[Dataset rows]
....
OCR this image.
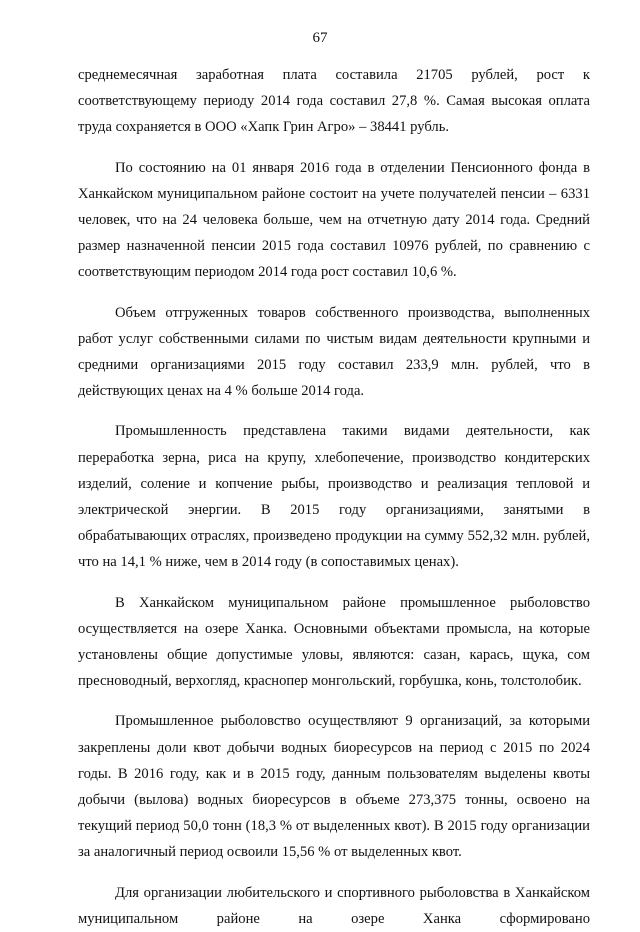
67

среднемесячная заработная плата составила 21705 рублей, рост к соответствующему периоду 2014 года составил 27,8 %. Самая высокая оплата труда сохраняется в ООО «Хапк Грин Агро» – 38441 рубль.

По состоянию на 01 января 2016 года в отделении Пенсионного фонда в Ханкайском муниципальном районе состоит на учете получателей пенсии – 6331 человек, что на 24 человека больше, чем на отчетную дату 2014 года. Средний размер назначенной пенсии 2015 года составил 10976 рублей, по сравнению с соответствующим периодом 2014 года рост составил 10,6 %.

Объем отгруженных товаров собственного производства, выполненных работ услуг собственными силами по чистым видам деятельности крупными и средними организациями 2015 году составил 233,9 млн. рублей, что в действующих ценах на 4 % больше 2014 года.

Промышленность представлена такими видами деятельности, как переработка зерна, риса на крупу, хлебопечение, производство кондитерских изделий, соление и копчение рыбы, производство и реализация тепловой и электрической энергии. В 2015 году организациями, занятыми в обрабатывающих отраслях, произведено продукции на сумму 552,32 млн. рублей, что на 14,1 % ниже, чем в 2014 году (в сопоставимых ценах).

В Ханкайском муниципальном районе промышленное рыболовство осуществляется на озере Ханка. Основными объектами промысла, на которые установлены общие допустимые уловы, являются: сазан, карась, щука, сом пресноводный, верхогляд, краснопер монгольский, горбушка, конь, толстолобик.

Промышленное рыболовство осуществляют 9 организаций, за которыми закреплены доли квот добычи водных биоресурсов на период с 2015 по 2024 годы. В 2016 году, как и в 2015 году, данным пользователям выделены квоты добычи (вылова) водных биоресурсов в объеме 273,375 тонны, освоено на текущий период 50,0 тонн (18,3 % от выделенных квот). В 2015 году организации за аналогичный период освоили 15,56 % от выделенных квот.

Для организации любительского и спортивного рыболовства в Ханкайском муниципальном районе на озере Ханка сформировано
....
→ WRITTEN PROBLEM
Set the listing down in full and exactly. Pictures within it should not appear in the copy.

→ THE REPLY
OCR this image.
67

среднемесячная заработная плата составила 21705 рублей, рост к соответствующему периоду 2014 года составил 27,8 %. Самая высокая оплата труда сохраняется в ООО «Хапк Грин Агро» – 38441 рубль.

По состоянию на 01 января 2016 года в отделении Пенсионного фонда в Ханкайском муниципальном районе состоит на учете получателей пенсии – 6331 человек, что на 24 человека больше, чем на отчетную дату 2014 года. Средний размер назначенной пенсии 2015 года составил 10976 рублей, по сравнению с соответствующим периодом 2014 года рост составил 10,6 %.

Объем отгруженных товаров собственного производства, выполненных работ услуг собственными силами по чистым видам деятельности крупными и средними организациями 2015 году составил 233,9 млн. рублей, что в действующих ценах на 4 % больше 2014 года.

Промышленность представлена такими видами деятельности, как переработка зерна, риса на крупу, хлебопечение, производство кондитерских изделий, соление и копчение рыбы, производство и реализация тепловой и электрической энергии. В 2015 году организациями, занятыми в обрабатывающих отраслях, произведено продукции на сумму 552,32 млн. рублей, что на 14,1 % ниже, чем в 2014 году (в сопоставимых ценах).

В Ханкайском муниципальном районе промышленное рыболовство осуществляется на озере Ханка. Основными объектами промысла, на которые установлены общие допустимые уловы, являются: сазан, карась, щука, сом пресноводный, верхогляд, краснопер монгольский, горбушка, конь, толстолобик.

Промышленное рыболовство осуществляют 9 организаций, за которыми закреплены доли квот добычи водных биоресурсов на период с 2015 по 2024 годы. В 2016 году, как и в 2015 году, данным пользователям выделены квоты добычи (вылова) водных биоресурсов в объеме 273,375 тонны, освоено на текущий период 50,0 тонн (18,3 % от выделенных квот). В 2015 году организации за аналогичный период освоили 15,56 % от выделенных квот.

Для организации любительского и спортивного рыболовства в Ханкайском муниципальном районе на озере Ханка сформировано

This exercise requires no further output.